Data entries
━━━━━━━━━━

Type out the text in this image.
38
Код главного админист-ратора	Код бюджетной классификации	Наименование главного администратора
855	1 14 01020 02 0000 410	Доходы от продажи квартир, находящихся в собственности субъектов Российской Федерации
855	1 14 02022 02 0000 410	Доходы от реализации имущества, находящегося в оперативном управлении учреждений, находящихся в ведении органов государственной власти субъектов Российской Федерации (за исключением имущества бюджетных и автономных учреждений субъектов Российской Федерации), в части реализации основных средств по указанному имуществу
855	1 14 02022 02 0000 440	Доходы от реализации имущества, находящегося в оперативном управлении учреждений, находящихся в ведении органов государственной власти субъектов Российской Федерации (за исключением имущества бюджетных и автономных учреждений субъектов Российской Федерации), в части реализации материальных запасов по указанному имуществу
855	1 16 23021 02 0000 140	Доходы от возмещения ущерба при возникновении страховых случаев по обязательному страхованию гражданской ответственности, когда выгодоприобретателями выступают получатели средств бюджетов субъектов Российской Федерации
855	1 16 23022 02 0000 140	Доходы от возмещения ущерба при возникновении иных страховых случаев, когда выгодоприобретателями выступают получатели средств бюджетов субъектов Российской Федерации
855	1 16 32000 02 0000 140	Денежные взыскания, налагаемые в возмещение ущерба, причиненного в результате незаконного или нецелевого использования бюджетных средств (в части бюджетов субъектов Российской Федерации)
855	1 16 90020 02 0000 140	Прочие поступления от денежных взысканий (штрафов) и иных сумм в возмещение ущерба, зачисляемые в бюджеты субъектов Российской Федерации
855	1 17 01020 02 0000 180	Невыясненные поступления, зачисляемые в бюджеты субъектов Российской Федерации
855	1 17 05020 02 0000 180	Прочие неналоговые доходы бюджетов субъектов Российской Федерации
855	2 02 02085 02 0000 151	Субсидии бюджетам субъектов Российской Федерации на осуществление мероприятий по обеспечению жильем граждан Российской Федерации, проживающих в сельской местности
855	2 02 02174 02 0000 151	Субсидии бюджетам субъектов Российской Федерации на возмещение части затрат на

━━━━━━━━━━

Reproduce the listing above word for word.

Type out the text in this image.
38
Код главного админист-ратора	Код бюджетной классификации	Наименование главного администратора
855	1 14 01020 02 0000 410	Доходы от продажи квартир, находящихся в собственности субъектов Российской Федерации
855	1 14 02022 02 0000 410	Доходы от реализации имущества, находящегося в оперативном управлении учреждений, находящихся в ведении органов государственной власти субъектов Российской Федерации (за исключением имущества бюджетных и автономных учреждений субъектов Российской Федерации), в части реализации основных средств по указанному имуществу
855	1 14 02022 02 0000 440	Доходы от реализации имущества, находящегося в оперативном управлении учреждений, находящихся в ведении органов государственной власти субъектов Российской Федерации (за исключением имущества бюджетных и автономных учреждений субъектов Российской Федерации), в части реализации материальных запасов по указанному имуществу
855	1 16 23021 02 0000 140	Доходы от возмещения ущерба при возникновении страховых случаев по обязательному страхованию гражданской ответственности, когда выгодоприобретателями выступают получатели средств бюджетов субъектов Российской Федерации
855	1 16 23022 02 0000 140	Доходы от возмещения ущерба при возникновении иных страховых случаев, когда выгодоприобретателями выступают получатели средств бюджетов субъектов Российской Федерации
855	1 16 32000 02 0000 140	Денежные взыскания, налагаемые в возмещение ущерба, причиненного в результате незаконного или нецелевого использования бюджетных средств (в части бюджетов субъектов Российской Федерации)
855	1 16 90020 02 0000 140	Прочие поступления от денежных взысканий (штрафов) и иных сумм в возмещение ущерба, зачисляемые в бюджеты субъектов Российской Федерации
855	1 17 01020 02 0000 180	Невыясненные поступления, зачисляемые в бюджеты субъектов Российской Федерации
855	1 17 05020 02 0000 180	Прочие неналоговые доходы бюджетов субъектов Российской Федерации
855	2 02 02085 02 0000 151	Субсидии бюджетам субъектов Российской Федерации на осуществление мероприятий по обеспечению жильем граждан Российской Федерации, проживающих в сельской местности
855	2 02 02174 02 0000 151	Субсидии бюджетам субъектов Российской Федерации на возмещение части затрат на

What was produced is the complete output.